STATED PROBLEM - Every line containing the word "JSON" needs to be found and copied.

MATERIAL FOR THIS TASK -
[start]
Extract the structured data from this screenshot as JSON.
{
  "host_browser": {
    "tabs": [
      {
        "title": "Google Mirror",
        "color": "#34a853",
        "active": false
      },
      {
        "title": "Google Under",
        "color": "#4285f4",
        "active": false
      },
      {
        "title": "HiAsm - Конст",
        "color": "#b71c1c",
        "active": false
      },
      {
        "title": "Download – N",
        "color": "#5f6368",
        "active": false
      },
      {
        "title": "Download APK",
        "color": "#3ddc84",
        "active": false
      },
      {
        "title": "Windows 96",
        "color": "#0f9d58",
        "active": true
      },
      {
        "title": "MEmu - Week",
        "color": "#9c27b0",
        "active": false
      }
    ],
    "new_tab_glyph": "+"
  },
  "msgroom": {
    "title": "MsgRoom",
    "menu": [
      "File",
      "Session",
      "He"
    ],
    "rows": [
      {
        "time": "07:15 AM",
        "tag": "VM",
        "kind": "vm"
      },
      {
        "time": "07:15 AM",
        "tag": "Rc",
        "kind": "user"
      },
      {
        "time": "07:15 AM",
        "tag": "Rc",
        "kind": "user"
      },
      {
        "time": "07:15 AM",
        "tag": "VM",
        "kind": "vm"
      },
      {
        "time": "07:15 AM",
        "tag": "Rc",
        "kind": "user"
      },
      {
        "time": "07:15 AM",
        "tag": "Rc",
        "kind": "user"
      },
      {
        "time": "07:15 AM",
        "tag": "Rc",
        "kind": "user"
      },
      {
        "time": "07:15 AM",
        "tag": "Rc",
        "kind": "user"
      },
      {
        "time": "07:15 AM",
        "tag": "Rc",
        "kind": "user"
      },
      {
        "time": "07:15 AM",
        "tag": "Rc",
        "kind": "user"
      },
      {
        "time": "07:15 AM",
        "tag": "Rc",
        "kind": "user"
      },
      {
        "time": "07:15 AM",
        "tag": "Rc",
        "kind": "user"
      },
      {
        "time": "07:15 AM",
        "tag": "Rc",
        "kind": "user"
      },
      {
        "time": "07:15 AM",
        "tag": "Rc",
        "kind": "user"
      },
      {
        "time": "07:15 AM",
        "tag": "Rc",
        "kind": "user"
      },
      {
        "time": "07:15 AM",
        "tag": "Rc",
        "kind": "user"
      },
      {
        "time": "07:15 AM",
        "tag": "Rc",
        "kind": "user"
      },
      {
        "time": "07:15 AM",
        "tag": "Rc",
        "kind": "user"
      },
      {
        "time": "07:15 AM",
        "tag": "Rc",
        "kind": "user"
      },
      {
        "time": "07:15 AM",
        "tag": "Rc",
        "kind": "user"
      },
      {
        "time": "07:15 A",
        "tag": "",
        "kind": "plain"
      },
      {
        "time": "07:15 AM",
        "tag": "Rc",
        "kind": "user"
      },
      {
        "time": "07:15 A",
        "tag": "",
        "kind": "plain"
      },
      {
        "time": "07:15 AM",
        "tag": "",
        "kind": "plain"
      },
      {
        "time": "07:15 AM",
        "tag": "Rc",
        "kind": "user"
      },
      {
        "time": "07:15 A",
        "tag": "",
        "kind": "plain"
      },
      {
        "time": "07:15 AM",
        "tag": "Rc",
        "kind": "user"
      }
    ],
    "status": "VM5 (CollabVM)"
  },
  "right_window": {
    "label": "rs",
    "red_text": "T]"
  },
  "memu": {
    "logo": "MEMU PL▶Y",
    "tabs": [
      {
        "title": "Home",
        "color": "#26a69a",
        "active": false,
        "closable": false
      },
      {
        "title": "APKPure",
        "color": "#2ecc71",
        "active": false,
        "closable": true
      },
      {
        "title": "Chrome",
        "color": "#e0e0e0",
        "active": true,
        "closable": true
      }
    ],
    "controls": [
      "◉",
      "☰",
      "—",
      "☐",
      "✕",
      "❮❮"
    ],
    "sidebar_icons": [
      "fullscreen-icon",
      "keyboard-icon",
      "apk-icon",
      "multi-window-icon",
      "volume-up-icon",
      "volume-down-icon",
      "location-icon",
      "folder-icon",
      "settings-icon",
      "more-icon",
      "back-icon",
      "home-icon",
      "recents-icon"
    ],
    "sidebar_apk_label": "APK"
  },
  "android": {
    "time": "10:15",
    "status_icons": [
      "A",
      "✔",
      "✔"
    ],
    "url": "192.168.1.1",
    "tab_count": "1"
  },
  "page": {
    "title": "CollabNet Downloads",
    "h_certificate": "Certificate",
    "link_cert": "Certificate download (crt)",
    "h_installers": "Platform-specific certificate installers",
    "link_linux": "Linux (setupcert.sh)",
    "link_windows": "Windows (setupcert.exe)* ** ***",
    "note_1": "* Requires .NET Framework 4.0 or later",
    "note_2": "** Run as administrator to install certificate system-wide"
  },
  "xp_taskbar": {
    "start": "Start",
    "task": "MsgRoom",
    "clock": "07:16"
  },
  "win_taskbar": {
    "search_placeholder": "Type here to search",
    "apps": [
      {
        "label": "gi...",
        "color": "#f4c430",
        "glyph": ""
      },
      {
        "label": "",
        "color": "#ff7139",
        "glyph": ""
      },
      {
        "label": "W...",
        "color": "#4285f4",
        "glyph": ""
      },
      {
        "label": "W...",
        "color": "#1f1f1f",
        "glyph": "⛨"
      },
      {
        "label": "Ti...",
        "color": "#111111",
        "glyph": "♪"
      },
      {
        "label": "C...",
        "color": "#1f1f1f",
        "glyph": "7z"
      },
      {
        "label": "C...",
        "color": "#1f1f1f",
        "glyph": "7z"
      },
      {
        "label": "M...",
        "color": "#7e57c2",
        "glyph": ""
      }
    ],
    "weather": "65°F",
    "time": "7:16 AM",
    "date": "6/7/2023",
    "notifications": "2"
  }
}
[end]
[start]
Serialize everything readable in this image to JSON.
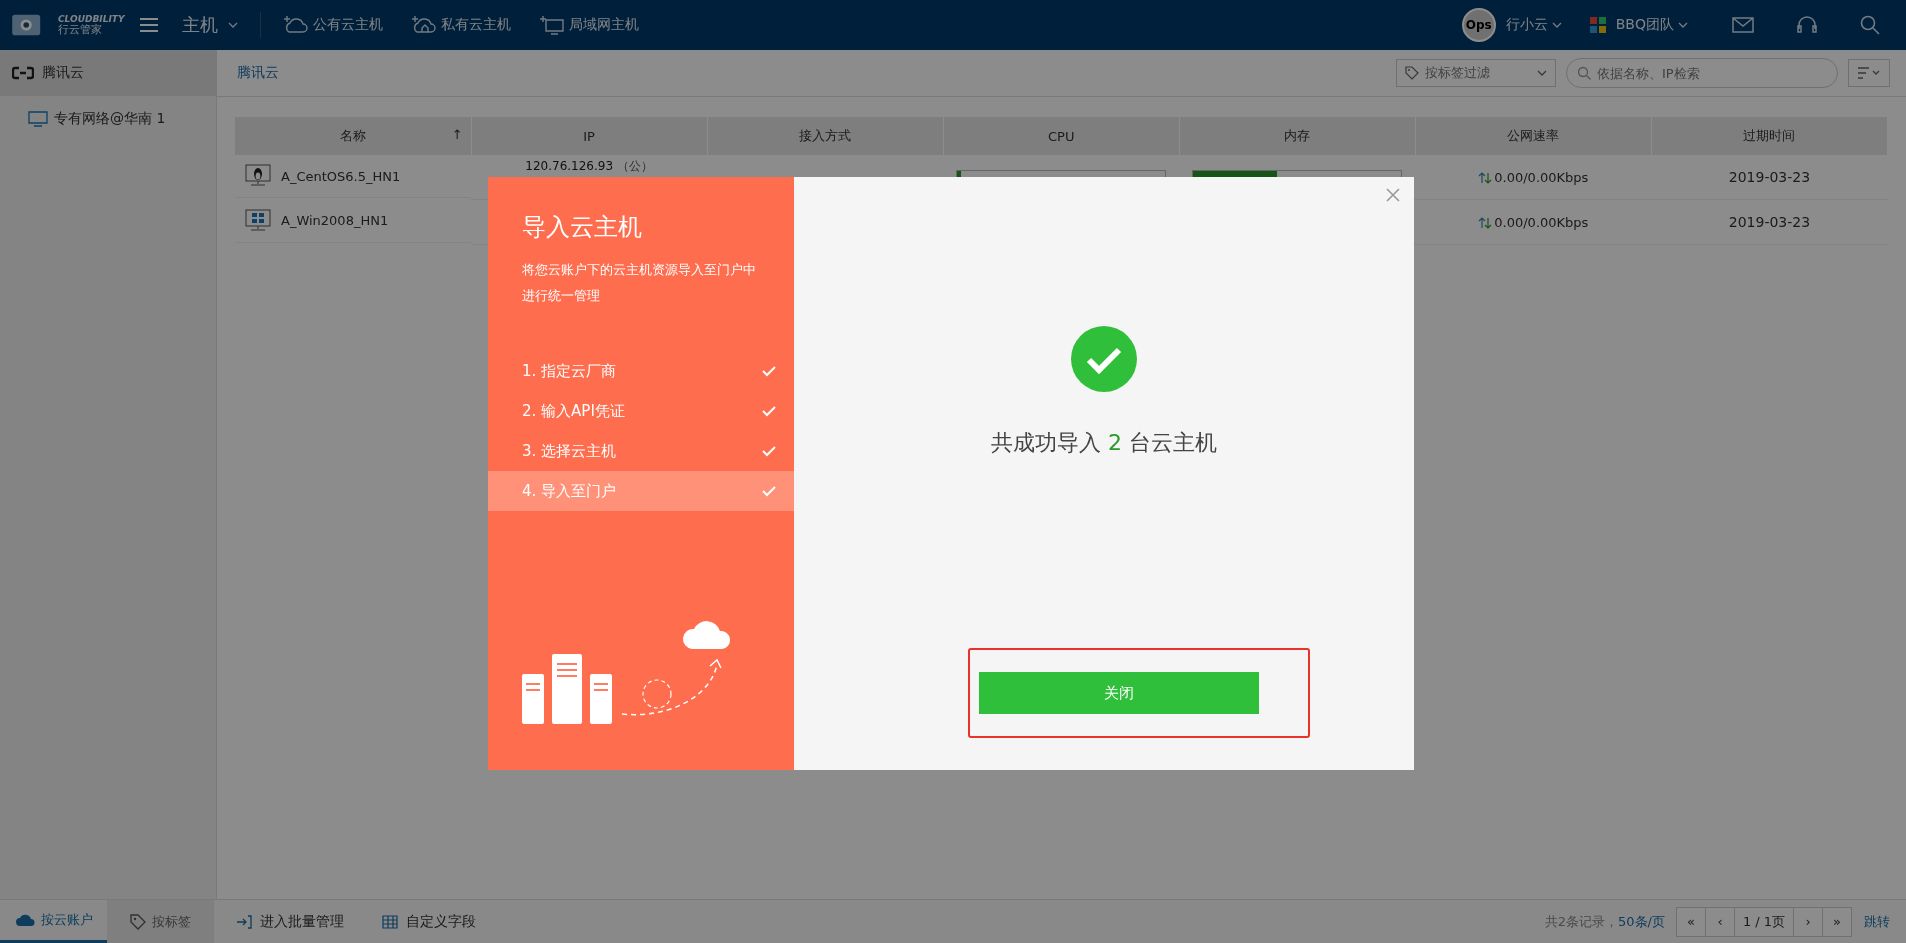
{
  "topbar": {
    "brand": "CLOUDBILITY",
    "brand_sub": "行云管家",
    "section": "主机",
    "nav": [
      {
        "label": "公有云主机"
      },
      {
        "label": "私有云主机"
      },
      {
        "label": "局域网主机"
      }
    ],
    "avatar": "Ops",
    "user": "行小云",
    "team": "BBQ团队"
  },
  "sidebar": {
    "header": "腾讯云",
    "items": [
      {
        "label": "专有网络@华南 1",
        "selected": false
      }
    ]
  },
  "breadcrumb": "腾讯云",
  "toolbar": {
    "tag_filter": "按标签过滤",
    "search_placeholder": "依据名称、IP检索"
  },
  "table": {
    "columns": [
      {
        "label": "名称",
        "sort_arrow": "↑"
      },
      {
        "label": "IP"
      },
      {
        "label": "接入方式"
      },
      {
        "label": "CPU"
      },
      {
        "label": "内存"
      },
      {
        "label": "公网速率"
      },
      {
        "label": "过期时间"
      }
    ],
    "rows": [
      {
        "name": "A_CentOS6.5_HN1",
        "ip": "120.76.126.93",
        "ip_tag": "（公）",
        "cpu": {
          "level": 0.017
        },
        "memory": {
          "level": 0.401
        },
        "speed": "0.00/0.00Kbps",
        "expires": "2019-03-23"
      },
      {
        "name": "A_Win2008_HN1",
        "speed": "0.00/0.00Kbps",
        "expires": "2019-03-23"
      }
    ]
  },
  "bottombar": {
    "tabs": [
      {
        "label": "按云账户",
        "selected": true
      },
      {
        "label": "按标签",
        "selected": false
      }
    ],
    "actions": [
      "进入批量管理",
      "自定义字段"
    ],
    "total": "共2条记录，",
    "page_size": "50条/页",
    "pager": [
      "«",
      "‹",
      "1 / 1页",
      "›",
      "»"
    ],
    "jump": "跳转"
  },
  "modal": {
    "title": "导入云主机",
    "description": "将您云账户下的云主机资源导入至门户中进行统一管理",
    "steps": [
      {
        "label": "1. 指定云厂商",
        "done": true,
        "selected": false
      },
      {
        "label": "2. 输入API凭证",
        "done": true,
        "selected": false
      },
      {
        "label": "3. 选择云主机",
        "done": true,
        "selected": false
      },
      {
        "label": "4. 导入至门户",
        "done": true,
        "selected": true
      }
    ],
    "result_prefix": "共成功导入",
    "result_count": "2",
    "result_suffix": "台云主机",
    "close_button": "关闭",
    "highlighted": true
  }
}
[end]
[start]
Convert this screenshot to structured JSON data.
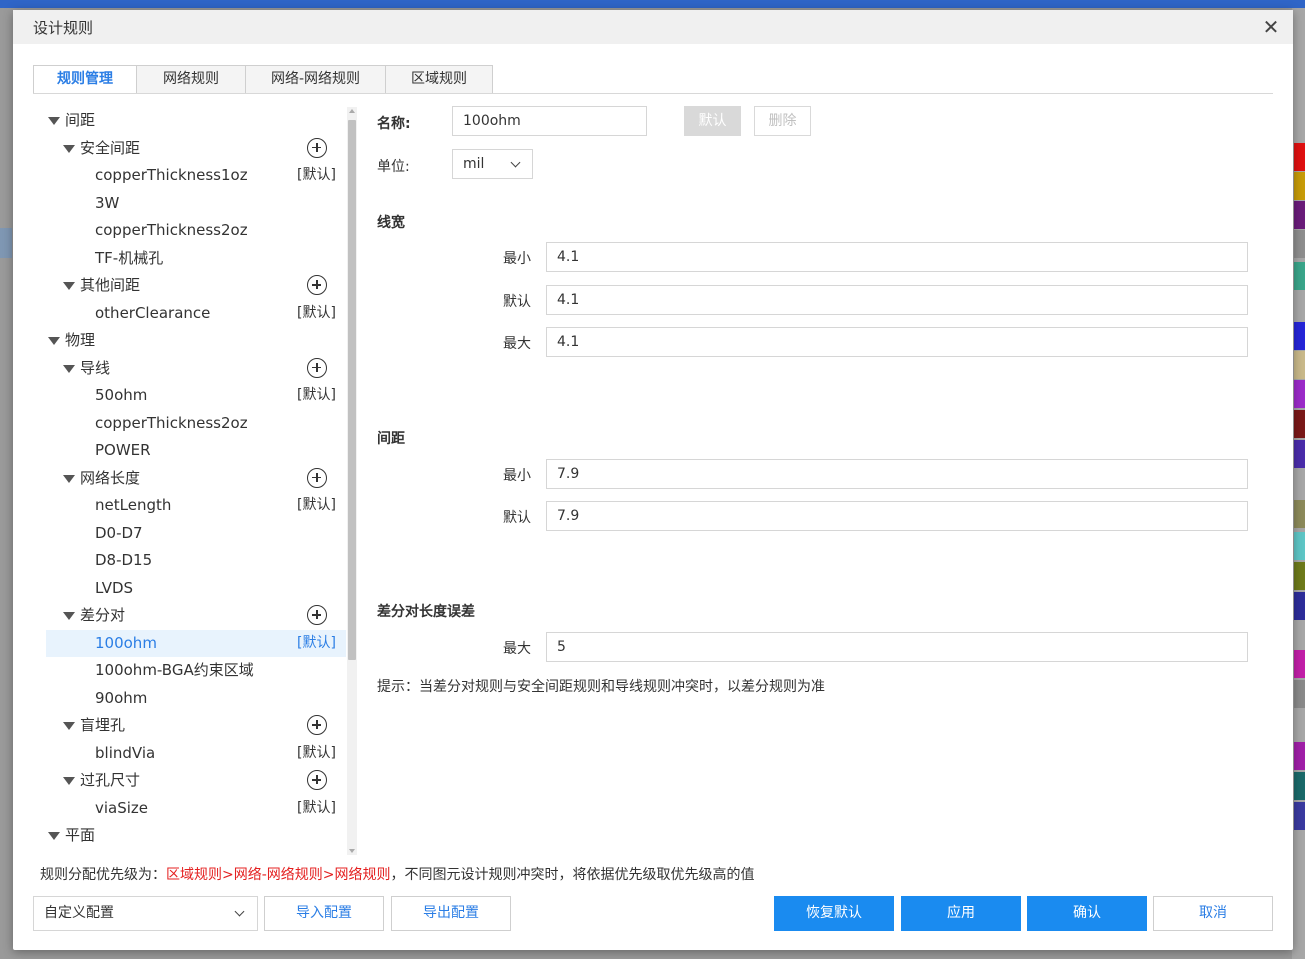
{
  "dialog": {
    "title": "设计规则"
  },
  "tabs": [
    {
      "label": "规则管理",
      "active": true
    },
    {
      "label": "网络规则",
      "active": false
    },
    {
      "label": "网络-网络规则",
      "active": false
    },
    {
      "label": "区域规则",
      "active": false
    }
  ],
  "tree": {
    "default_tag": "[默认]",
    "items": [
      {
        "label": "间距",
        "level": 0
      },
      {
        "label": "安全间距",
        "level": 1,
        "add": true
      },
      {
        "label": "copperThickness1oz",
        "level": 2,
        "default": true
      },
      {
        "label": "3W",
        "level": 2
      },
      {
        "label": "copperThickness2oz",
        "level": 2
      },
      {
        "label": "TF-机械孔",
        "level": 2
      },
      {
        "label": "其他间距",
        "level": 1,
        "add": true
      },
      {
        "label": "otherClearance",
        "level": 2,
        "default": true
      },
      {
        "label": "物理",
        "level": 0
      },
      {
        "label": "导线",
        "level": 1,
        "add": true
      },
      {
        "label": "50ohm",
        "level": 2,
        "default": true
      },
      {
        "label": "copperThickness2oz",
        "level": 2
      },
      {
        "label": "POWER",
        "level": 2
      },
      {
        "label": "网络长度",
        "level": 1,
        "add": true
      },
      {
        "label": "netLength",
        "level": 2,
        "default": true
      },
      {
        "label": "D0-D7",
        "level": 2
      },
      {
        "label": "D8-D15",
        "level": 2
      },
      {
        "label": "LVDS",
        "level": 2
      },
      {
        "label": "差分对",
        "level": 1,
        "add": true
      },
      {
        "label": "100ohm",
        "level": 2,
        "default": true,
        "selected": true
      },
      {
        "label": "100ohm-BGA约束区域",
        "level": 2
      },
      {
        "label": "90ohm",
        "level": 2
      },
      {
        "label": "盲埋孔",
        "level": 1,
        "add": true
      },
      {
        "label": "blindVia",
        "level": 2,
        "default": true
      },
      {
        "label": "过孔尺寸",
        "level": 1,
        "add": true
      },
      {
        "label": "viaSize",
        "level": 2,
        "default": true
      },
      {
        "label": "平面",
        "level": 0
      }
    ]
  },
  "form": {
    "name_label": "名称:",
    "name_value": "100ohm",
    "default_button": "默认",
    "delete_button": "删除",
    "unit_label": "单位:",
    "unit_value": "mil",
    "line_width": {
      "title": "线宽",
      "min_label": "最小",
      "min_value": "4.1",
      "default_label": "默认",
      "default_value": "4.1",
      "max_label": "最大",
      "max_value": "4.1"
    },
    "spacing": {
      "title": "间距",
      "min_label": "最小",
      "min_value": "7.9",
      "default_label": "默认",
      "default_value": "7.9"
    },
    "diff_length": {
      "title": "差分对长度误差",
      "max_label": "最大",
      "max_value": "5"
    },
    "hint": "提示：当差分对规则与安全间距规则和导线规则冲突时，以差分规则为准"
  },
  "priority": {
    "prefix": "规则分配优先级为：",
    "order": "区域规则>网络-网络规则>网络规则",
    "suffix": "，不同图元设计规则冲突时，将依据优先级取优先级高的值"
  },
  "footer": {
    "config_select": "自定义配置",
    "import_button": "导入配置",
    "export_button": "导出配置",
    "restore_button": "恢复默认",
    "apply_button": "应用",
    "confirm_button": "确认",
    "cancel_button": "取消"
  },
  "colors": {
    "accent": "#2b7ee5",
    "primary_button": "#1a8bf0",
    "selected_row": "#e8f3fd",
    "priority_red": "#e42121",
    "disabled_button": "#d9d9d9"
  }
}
[end]
EXERCISE SOLUTION -
Extract the structured data from this screenshot as JSON.
Serialize everything readable in this image to JSON.
Convert this screenshot to structured JSON data.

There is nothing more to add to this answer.